Dataset excerpt:
%%

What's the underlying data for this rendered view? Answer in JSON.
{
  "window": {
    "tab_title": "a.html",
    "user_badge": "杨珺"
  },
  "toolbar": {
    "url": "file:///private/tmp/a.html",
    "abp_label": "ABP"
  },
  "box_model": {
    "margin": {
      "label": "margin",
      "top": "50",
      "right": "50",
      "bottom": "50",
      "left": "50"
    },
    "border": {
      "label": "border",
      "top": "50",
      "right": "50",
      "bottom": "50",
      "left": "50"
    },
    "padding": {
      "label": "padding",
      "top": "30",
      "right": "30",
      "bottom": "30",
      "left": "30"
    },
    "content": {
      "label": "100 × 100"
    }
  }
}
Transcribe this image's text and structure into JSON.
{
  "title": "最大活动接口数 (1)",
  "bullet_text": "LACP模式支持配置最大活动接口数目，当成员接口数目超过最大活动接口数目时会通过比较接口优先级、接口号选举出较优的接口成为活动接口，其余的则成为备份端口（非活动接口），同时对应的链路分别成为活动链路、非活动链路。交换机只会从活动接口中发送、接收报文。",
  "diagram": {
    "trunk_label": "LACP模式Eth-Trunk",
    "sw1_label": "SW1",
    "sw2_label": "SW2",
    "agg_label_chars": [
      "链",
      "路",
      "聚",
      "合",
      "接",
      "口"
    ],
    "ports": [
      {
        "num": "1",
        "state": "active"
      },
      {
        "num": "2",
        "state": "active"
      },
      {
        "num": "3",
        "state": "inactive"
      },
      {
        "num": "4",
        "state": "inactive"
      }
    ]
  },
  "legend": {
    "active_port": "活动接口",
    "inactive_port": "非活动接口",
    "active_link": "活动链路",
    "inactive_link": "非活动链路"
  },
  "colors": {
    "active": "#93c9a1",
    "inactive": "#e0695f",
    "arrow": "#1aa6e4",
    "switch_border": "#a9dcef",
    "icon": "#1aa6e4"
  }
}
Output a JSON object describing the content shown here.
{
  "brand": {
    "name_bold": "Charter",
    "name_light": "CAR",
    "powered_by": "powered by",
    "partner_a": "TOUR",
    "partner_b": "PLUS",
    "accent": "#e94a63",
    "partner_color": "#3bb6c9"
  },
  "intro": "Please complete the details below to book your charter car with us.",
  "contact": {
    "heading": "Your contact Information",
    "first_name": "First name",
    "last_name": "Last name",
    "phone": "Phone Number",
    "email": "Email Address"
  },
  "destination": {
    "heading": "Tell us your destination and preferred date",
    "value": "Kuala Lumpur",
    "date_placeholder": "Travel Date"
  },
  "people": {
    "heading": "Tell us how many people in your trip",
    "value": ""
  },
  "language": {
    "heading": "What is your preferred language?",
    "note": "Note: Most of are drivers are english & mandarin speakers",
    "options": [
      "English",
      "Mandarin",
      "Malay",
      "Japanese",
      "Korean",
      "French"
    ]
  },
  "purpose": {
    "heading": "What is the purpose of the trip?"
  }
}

%%

_Written problem_
Print the records above exactly as they appear.

_Full answer_
What's the underlying data for this rendered view? Answer in JSON.
{
  "window": {
    "tab_title": "a.html",
    "user_badge": "杨珺"
  },
  "toolbar": {
    "url": "file:///private/tmp/a.html",
    "abp_label": "ABP"
  },
  "box_model": {
    "margin": {
      "label": "margin",
      "top": "50",
      "right": "50",
      "bottom": "50",
      "left": "50"
    },
    "border": {
      "label": "border",
      "top": "50",
      "right": "50",
      "bottom": "50",
      "left": "50"
    },
    "padding": {
      "label": "padding",
      "top": "30",
      "right": "30",
      "bottom": "30",
      "left": "30"
    },
    "content": {
      "label": "100 × 100"
    }
  }
}
Transcribe this image's text and structure into JSON.
{
  "title": "最大活动接口数 (1)",
  "bullet_text": "LACP模式支持配置最大活动接口数目，当成员接口数目超过最大活动接口数目时会通过比较接口优先级、接口号选举出较优的接口成为活动接口，其余的则成为备份端口（非活动接口），同时对应的链路分别成为活动链路、非活动链路。交换机只会从活动接口中发送、接收报文。",
  "diagram": {
    "trunk_label": "LACP模式Eth-Trunk",
    "sw1_label": "SW1",
    "sw2_label": "SW2",
    "agg_label_chars": [
      "链",
      "路",
      "聚",
      "合",
      "接",
      "口"
    ],
    "ports": [
      {
        "num": "1",
        "state": "active"
      },
      {
        "num": "2",
        "state": "active"
      },
      {
        "num": "3",
        "state": "inactive"
      },
      {
        "num": "4",
        "state": "inactive"
      }
    ]
  },
  "legend": {
    "active_port": "活动接口",
    "inactive_port": "非活动接口",
    "active_link": "活动链路",
    "inactive_link": "非活动链路"
  },
  "colors": {
    "active": "#93c9a1",
    "inactive": "#e0695f",
    "arrow": "#1aa6e4",
    "switch_border": "#a9dcef",
    "icon": "#1aa6e4"
  }
}
Output a JSON object describing the content shown here.
{
  "brand": {
    "name_bold": "Charter",
    "name_light": "CAR",
    "powered_by": "powered by",
    "partner_a": "TOUR",
    "partner_b": "PLUS",
    "accent": "#e94a63",
    "partner_color": "#3bb6c9"
  },
  "intro": "Please complete the details below to book your charter car with us.",
  "contact": {
    "heading": "Your contact Information",
    "first_name": "First name",
    "last_name": "Last name",
    "phone": "Phone Number",
    "email": "Email Address"
  },
  "destination": {
    "heading": "Tell us your destination and preferred date",
    "value": "Kuala Lumpur",
    "date_placeholder": "Travel Date"
  },
  "people": {
    "heading": "Tell us how many people in your trip",
    "value": ""
  },
  "language": {
    "heading": "What is your preferred language?",
    "note": "Note: Most of are drivers are english & mandarin speakers",
    "options": [
      "English",
      "Mandarin",
      "Malay",
      "Japanese",
      "Korean",
      "French"
    ]
  },
  "purpose": {
    "heading": "What is the purpose of the trip?"
  }
}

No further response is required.